▶ THE PROBLEM:
Read the records and write them out again exactly.

▶ MATERIAL PROVIDED:

◇ ◇ ◇ ◇

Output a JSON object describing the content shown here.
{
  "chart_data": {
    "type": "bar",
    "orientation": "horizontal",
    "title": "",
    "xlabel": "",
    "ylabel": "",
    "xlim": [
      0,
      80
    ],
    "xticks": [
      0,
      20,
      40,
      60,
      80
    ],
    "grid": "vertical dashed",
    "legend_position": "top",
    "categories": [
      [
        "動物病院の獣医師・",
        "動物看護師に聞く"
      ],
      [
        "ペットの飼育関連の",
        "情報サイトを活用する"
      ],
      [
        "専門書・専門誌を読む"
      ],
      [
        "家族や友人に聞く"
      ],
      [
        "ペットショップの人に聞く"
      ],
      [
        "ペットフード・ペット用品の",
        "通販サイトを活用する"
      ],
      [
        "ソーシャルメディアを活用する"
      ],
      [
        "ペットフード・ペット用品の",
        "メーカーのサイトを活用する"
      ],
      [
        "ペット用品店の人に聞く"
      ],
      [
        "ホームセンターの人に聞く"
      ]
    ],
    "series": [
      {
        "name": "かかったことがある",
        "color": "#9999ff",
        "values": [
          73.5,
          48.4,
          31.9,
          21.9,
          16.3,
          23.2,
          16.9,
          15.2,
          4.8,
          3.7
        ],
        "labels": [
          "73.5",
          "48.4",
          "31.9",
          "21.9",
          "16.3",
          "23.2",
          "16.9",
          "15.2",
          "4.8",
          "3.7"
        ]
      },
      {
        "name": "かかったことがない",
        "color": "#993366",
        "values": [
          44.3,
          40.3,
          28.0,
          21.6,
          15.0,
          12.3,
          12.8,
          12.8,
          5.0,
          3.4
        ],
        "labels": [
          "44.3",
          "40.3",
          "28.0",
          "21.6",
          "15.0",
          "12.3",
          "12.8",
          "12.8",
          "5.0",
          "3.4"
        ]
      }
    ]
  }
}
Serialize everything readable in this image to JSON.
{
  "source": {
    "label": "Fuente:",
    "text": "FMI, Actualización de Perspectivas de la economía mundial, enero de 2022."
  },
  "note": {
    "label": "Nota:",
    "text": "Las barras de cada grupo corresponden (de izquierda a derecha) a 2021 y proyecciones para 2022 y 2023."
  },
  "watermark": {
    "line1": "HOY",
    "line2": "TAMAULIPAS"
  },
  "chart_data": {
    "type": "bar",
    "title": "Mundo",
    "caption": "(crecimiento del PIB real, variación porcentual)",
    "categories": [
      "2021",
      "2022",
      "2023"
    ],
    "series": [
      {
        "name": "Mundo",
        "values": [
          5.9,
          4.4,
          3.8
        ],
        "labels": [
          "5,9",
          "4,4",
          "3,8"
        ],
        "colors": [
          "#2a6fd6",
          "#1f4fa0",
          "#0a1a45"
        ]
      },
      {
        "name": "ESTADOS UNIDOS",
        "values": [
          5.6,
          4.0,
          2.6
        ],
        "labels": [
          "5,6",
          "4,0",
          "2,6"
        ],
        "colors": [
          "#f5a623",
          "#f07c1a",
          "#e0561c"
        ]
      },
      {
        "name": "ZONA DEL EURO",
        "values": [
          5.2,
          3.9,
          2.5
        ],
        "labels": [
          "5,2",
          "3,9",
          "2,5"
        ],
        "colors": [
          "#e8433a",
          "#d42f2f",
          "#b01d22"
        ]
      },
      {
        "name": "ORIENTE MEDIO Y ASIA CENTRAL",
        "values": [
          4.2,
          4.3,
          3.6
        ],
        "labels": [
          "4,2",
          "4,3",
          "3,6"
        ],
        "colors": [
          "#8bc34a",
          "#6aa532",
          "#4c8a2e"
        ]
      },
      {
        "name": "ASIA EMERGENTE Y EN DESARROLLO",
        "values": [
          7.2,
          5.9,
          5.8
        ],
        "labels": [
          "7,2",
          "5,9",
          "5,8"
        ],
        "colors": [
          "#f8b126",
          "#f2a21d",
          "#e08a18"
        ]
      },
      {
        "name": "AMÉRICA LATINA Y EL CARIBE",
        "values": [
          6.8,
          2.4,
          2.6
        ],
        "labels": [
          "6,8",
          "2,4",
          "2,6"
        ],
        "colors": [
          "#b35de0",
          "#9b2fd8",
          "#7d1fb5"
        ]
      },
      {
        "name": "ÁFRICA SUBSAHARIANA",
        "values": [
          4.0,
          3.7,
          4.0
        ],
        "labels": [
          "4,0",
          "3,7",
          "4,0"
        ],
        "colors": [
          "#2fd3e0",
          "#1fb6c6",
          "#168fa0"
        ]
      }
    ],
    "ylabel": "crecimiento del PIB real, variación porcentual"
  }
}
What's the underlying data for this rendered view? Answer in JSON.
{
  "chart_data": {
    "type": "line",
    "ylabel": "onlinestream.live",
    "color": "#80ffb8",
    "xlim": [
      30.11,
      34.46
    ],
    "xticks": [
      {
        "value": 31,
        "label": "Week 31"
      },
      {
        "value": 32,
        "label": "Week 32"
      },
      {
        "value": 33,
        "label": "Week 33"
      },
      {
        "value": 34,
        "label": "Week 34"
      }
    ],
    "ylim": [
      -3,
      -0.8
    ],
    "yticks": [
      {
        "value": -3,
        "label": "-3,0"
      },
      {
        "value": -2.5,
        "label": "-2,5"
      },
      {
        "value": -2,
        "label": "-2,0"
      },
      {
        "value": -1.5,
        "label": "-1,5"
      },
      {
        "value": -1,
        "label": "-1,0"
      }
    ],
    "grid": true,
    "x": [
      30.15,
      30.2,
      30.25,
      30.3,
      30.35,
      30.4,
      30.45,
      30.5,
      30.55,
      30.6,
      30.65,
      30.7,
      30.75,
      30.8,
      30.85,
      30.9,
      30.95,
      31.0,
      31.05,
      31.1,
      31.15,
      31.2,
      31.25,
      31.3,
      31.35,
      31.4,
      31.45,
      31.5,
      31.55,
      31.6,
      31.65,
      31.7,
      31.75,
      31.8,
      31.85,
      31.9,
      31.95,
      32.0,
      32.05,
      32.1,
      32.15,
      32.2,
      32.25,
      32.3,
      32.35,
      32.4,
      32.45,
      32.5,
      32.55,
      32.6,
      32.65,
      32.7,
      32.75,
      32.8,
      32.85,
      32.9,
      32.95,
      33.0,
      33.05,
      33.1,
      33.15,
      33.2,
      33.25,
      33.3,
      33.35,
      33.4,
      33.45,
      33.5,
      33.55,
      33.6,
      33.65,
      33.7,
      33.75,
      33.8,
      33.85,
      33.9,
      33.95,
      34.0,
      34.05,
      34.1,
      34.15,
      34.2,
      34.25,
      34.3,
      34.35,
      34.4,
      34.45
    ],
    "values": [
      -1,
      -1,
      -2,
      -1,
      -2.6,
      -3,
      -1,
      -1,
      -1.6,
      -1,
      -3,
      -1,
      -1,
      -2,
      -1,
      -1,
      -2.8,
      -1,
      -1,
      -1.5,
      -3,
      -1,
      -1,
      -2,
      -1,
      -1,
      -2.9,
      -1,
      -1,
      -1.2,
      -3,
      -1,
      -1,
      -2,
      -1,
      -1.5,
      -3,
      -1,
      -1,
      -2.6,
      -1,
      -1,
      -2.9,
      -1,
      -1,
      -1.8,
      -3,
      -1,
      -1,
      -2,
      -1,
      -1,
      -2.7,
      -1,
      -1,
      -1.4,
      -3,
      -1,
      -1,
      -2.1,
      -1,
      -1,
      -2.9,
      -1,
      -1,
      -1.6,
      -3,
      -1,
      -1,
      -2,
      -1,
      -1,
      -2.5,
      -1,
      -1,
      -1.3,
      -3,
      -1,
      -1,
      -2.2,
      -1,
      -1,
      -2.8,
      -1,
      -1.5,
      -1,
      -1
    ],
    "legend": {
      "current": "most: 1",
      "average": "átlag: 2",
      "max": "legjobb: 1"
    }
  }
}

◇ ◇ ◇ ◇

▶ OUTPUT FOR THIS TASK:
Output a JSON object describing the content shown here.
{
  "chart_data": {
    "type": "bar",
    "orientation": "horizontal",
    "title": "",
    "xlabel": "",
    "ylabel": "",
    "xlim": [
      0,
      80
    ],
    "xticks": [
      0,
      20,
      40,
      60,
      80
    ],
    "grid": "vertical dashed",
    "legend_position": "top",
    "categories": [
      [
        "動物病院の獣医師・",
        "動物看護師に聞く"
      ],
      [
        "ペットの飼育関連の",
        "情報サイトを活用する"
      ],
      [
        "専門書・専門誌を読む"
      ],
      [
        "家族や友人に聞く"
      ],
      [
        "ペットショップの人に聞く"
      ],
      [
        "ペットフード・ペット用品の",
        "通販サイトを活用する"
      ],
      [
        "ソーシャルメディアを活用する"
      ],
      [
        "ペットフード・ペット用品の",
        "メーカーのサイトを活用する"
      ],
      [
        "ペット用品店の人に聞く"
      ],
      [
        "ホームセンターの人に聞く"
      ]
    ],
    "series": [
      {
        "name": "かかったことがある",
        "color": "#9999ff",
        "values": [
          73.5,
          48.4,
          31.9,
          21.9,
          16.3,
          23.2,
          16.9,
          15.2,
          4.8,
          3.7
        ],
        "labels": [
          "73.5",
          "48.4",
          "31.9",
          "21.9",
          "16.3",
          "23.2",
          "16.9",
          "15.2",
          "4.8",
          "3.7"
        ]
      },
      {
        "name": "かかったことがない",
        "color": "#993366",
        "values": [
          44.3,
          40.3,
          28.0,
          21.6,
          15.0,
          12.3,
          12.8,
          12.8,
          5.0,
          3.4
        ],
        "labels": [
          "44.3",
          "40.3",
          "28.0",
          "21.6",
          "15.0",
          "12.3",
          "12.8",
          "12.8",
          "5.0",
          "3.4"
        ]
      }
    ]
  }
}
Serialize everything readable in this image to JSON.
{
  "source": {
    "label": "Fuente:",
    "text": "FMI, Actualización de Perspectivas de la economía mundial, enero de 2022."
  },
  "note": {
    "label": "Nota:",
    "text": "Las barras de cada grupo corresponden (de izquierda a derecha) a 2021 y proyecciones para 2022 y 2023."
  },
  "watermark": {
    "line1": "HOY",
    "line2": "TAMAULIPAS"
  },
  "chart_data": {
    "type": "bar",
    "title": "Mundo",
    "caption": "(crecimiento del PIB real, variación porcentual)",
    "categories": [
      "2021",
      "2022",
      "2023"
    ],
    "series": [
      {
        "name": "Mundo",
        "values": [
          5.9,
          4.4,
          3.8
        ],
        "labels": [
          "5,9",
          "4,4",
          "3,8"
        ],
        "colors": [
          "#2a6fd6",
          "#1f4fa0",
          "#0a1a45"
        ]
      },
      {
        "name": "ESTADOS UNIDOS",
        "values": [
          5.6,
          4.0,
          2.6
        ],
        "labels": [
          "5,6",
          "4,0",
          "2,6"
        ],
        "colors": [
          "#f5a623",
          "#f07c1a",
          "#e0561c"
        ]
      },
      {
        "name": "ZONA DEL EURO",
        "values": [
          5.2,
          3.9,
          2.5
        ],
        "labels": [
          "5,2",
          "3,9",
          "2,5"
        ],
        "colors": [
          "#e8433a",
          "#d42f2f",
          "#b01d22"
        ]
      },
      {
        "name": "ORIENTE MEDIO Y ASIA CENTRAL",
        "values": [
          4.2,
          4.3,
          3.6
        ],
        "labels": [
          "4,2",
          "4,3",
          "3,6"
        ],
        "colors": [
          "#8bc34a",
          "#6aa532",
          "#4c8a2e"
        ]
      },
      {
        "name": "ASIA EMERGENTE Y EN DESARROLLO",
        "values": [
          7.2,
          5.9,
          5.8
        ],
        "labels": [
          "7,2",
          "5,9",
          "5,8"
        ],
        "colors": [
          "#f8b126",
          "#f2a21d",
          "#e08a18"
        ]
      },
      {
        "name": "AMÉRICA LATINA Y EL CARIBE",
        "values": [
          6.8,
          2.4,
          2.6
        ],
        "labels": [
          "6,8",
          "2,4",
          "2,6"
        ],
        "colors": [
          "#b35de0",
          "#9b2fd8",
          "#7d1fb5"
        ]
      },
      {
        "name": "ÁFRICA SUBSAHARIANA",
        "values": [
          4.0,
          3.7,
          4.0
        ],
        "labels": [
          "4,0",
          "3,7",
          "4,0"
        ],
        "colors": [
          "#2fd3e0",
          "#1fb6c6",
          "#168fa0"
        ]
      }
    ],
    "ylabel": "crecimiento del PIB real, variación porcentual"
  }
}
What's the underlying data for this rendered view? Answer in JSON.
{
  "chart_data": {
    "type": "line",
    "ylabel": "onlinestream.live",
    "color": "#80ffb8",
    "xlim": [
      30.11,
      34.46
    ],
    "xticks": [
      {
        "value": 31,
        "label": "Week 31"
      },
      {
        "value": 32,
        "label": "Week 32"
      },
      {
        "value": 33,
        "label": "Week 33"
      },
      {
        "value": 34,
        "label": "Week 34"
      }
    ],
    "ylim": [
      -3,
      -0.8
    ],
    "yticks": [
      {
        "value": -3,
        "label": "-3,0"
      },
      {
        "value": -2.5,
        "label": "-2,5"
      },
      {
        "value": -2,
        "label": "-2,0"
      },
      {
        "value": -1.5,
        "label": "-1,5"
      },
      {
        "value": -1,
        "label": "-1,0"
      }
    ],
    "grid": true,
    "x": [
      30.15,
      30.2,
      30.25,
      30.3,
      30.35,
      30.4,
      30.45,
      30.5,
      30.55,
      30.6,
      30.65,
      30.7,
      30.75,
      30.8,
      30.85,
      30.9,
      30.95,
      31.0,
      31.05,
      31.1,
      31.15,
      31.2,
      31.25,
      31.3,
      31.35,
      31.4,
      31.45,
      31.5,
      31.55,
      31.6,
      31.65,
      31.7,
      31.75,
      31.8,
      31.85,
      31.9,
      31.95,
      32.0,
      32.05,
      32.1,
      32.15,
      32.2,
      32.25,
      32.3,
      32.35,
      32.4,
      32.45,
      32.5,
      32.55,
      32.6,
      32.65,
      32.7,
      32.75,
      32.8,
      32.85,
      32.9,
      32.95,
      33.0,
      33.05,
      33.1,
      33.15,
      33.2,
      33.25,
      33.3,
      33.35,
      33.4,
      33.45,
      33.5,
      33.55,
      33.6,
      33.65,
      33.7,
      33.75,
      33.8,
      33.85,
      33.9,
      33.95,
      34.0,
      34.05,
      34.1,
      34.15,
      34.2,
      34.25,
      34.3,
      34.35,
      34.4,
      34.45
    ],
    "values": [
      -1,
      -1,
      -2,
      -1,
      -2.6,
      -3,
      -1,
      -1,
      -1.6,
      -1,
      -3,
      -1,
      -1,
      -2,
      -1,
      -1,
      -2.8,
      -1,
      -1,
      -1.5,
      -3,
      -1,
      -1,
      -2,
      -1,
      -1,
      -2.9,
      -1,
      -1,
      -1.2,
      -3,
      -1,
      -1,
      -2,
      -1,
      -1.5,
      -3,
      -1,
      -1,
      -2.6,
      -1,
      -1,
      -2.9,
      -1,
      -1,
      -1.8,
      -3,
      -1,
      -1,
      -2,
      -1,
      -1,
      -2.7,
      -1,
      -1,
      -1.4,
      -3,
      -1,
      -1,
      -2.1,
      -1,
      -1,
      -2.9,
      -1,
      -1,
      -1.6,
      -3,
      -1,
      -1,
      -2,
      -1,
      -1,
      -2.5,
      -1,
      -1,
      -1.3,
      -3,
      -1,
      -1,
      -2.2,
      -1,
      -1,
      -2.8,
      -1,
      -1.5,
      -1,
      -1
    ],
    "legend": {
      "current": "most: 1",
      "average": "átlag: 2",
      "max": "legjobb: 1"
    }
  }
}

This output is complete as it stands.